Reproduce the records below exactly as given.

(Dataset entries)
____________

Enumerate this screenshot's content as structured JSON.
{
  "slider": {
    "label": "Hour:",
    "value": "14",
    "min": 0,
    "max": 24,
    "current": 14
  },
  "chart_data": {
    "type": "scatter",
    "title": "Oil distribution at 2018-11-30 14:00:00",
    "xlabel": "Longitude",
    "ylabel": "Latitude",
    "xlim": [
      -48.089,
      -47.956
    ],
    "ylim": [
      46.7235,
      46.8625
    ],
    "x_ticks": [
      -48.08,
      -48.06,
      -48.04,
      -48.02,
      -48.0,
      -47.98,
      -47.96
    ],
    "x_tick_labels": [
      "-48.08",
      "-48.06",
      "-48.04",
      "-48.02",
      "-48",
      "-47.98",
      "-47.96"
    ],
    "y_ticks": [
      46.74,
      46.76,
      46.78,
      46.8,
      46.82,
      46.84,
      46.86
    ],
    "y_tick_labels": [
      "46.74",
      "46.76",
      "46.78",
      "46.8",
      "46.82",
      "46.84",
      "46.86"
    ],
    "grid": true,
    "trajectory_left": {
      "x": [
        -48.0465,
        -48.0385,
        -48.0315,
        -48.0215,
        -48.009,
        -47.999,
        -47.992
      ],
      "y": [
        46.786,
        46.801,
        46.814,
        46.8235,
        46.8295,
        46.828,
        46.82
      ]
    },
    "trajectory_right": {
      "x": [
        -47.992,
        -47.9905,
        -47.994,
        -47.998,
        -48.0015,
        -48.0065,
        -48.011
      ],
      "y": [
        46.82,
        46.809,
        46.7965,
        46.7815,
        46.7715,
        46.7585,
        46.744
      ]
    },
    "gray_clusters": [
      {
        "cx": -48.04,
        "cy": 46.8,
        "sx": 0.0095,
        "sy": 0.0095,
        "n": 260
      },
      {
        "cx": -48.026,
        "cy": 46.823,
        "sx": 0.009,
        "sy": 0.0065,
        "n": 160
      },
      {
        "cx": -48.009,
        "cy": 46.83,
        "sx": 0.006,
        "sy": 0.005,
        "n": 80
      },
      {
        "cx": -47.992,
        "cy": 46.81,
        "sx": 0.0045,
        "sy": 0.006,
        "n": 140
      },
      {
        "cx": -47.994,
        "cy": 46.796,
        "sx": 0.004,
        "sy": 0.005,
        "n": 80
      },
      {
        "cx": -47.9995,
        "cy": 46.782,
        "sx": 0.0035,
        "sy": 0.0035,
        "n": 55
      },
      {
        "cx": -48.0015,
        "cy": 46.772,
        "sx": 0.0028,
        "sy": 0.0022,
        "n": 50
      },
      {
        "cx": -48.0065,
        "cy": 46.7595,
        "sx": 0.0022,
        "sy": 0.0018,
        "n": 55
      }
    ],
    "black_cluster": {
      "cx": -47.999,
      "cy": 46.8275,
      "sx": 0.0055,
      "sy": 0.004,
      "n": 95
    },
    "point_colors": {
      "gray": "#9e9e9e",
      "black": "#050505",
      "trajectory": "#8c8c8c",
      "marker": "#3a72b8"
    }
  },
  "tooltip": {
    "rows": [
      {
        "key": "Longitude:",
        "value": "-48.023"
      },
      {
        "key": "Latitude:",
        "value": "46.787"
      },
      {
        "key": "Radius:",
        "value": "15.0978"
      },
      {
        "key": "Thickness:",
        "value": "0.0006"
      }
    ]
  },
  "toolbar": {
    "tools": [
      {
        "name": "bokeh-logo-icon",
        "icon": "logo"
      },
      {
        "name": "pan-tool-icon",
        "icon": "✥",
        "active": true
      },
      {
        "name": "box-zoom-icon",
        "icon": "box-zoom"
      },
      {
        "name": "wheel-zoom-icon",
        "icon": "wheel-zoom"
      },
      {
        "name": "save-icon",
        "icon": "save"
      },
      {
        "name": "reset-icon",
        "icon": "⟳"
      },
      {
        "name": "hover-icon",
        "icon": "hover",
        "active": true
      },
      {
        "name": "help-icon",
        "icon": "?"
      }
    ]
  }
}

____________

EXPECTED ANSWER:
Enumerate this screenshot's content as structured JSON.
{
  "slider": {
    "label": "Hour:",
    "value": "14",
    "min": 0,
    "max": 24,
    "current": 14
  },
  "chart_data": {
    "type": "scatter",
    "title": "Oil distribution at 2018-11-30 14:00:00",
    "xlabel": "Longitude",
    "ylabel": "Latitude",
    "xlim": [
      -48.089,
      -47.956
    ],
    "ylim": [
      46.7235,
      46.8625
    ],
    "x_ticks": [
      -48.08,
      -48.06,
      -48.04,
      -48.02,
      -48.0,
      -47.98,
      -47.96
    ],
    "x_tick_labels": [
      "-48.08",
      "-48.06",
      "-48.04",
      "-48.02",
      "-48",
      "-47.98",
      "-47.96"
    ],
    "y_ticks": [
      46.74,
      46.76,
      46.78,
      46.8,
      46.82,
      46.84,
      46.86
    ],
    "y_tick_labels": [
      "46.74",
      "46.76",
      "46.78",
      "46.8",
      "46.82",
      "46.84",
      "46.86"
    ],
    "grid": true,
    "trajectory_left": {
      "x": [
        -48.0465,
        -48.0385,
        -48.0315,
        -48.0215,
        -48.009,
        -47.999,
        -47.992
      ],
      "y": [
        46.786,
        46.801,
        46.814,
        46.8235,
        46.8295,
        46.828,
        46.82
      ]
    },
    "trajectory_right": {
      "x": [
        -47.992,
        -47.9905,
        -47.994,
        -47.998,
        -48.0015,
        -48.0065,
        -48.011
      ],
      "y": [
        46.82,
        46.809,
        46.7965,
        46.7815,
        46.7715,
        46.7585,
        46.744
      ]
    },
    "gray_clusters": [
      {
        "cx": -48.04,
        "cy": 46.8,
        "sx": 0.0095,
        "sy": 0.0095,
        "n": 260
      },
      {
        "cx": -48.026,
        "cy": 46.823,
        "sx": 0.009,
        "sy": 0.0065,
        "n": 160
      },
      {
        "cx": -48.009,
        "cy": 46.83,
        "sx": 0.006,
        "sy": 0.005,
        "n": 80
      },
      {
        "cx": -47.992,
        "cy": 46.81,
        "sx": 0.0045,
        "sy": 0.006,
        "n": 140
      },
      {
        "cx": -47.994,
        "cy": 46.796,
        "sx": 0.004,
        "sy": 0.005,
        "n": 80
      },
      {
        "cx": -47.9995,
        "cy": 46.782,
        "sx": 0.0035,
        "sy": 0.0035,
        "n": 55
      },
      {
        "cx": -48.0015,
        "cy": 46.772,
        "sx": 0.0028,
        "sy": 0.0022,
        "n": 50
      },
      {
        "cx": -48.0065,
        "cy": 46.7595,
        "sx": 0.0022,
        "sy": 0.0018,
        "n": 55
      }
    ],
    "black_cluster": {
      "cx": -47.999,
      "cy": 46.8275,
      "sx": 0.0055,
      "sy": 0.004,
      "n": 95
    },
    "point_colors": {
      "gray": "#9e9e9e",
      "black": "#050505",
      "trajectory": "#8c8c8c",
      "marker": "#3a72b8"
    }
  },
  "tooltip": {
    "rows": [
      {
        "key": "Longitude:",
        "value": "-48.023"
      },
      {
        "key": "Latitude:",
        "value": "46.787"
      },
      {
        "key": "Radius:",
        "value": "15.0978"
      },
      {
        "key": "Thickness:",
        "value": "0.0006"
      }
    ]
  },
  "toolbar": {
    "tools": [
      {
        "name": "bokeh-logo-icon",
        "icon": "logo"
      },
      {
        "name": "pan-tool-icon",
        "icon": "✥",
        "active": true
      },
      {
        "name": "box-zoom-icon",
        "icon": "box-zoom"
      },
      {
        "name": "wheel-zoom-icon",
        "icon": "wheel-zoom"
      },
      {
        "name": "save-icon",
        "icon": "save"
      },
      {
        "name": "reset-icon",
        "icon": "⟳"
      },
      {
        "name": "hover-icon",
        "icon": "hover",
        "active": true
      },
      {
        "name": "help-icon",
        "icon": "?"
      }
    ]
  }
}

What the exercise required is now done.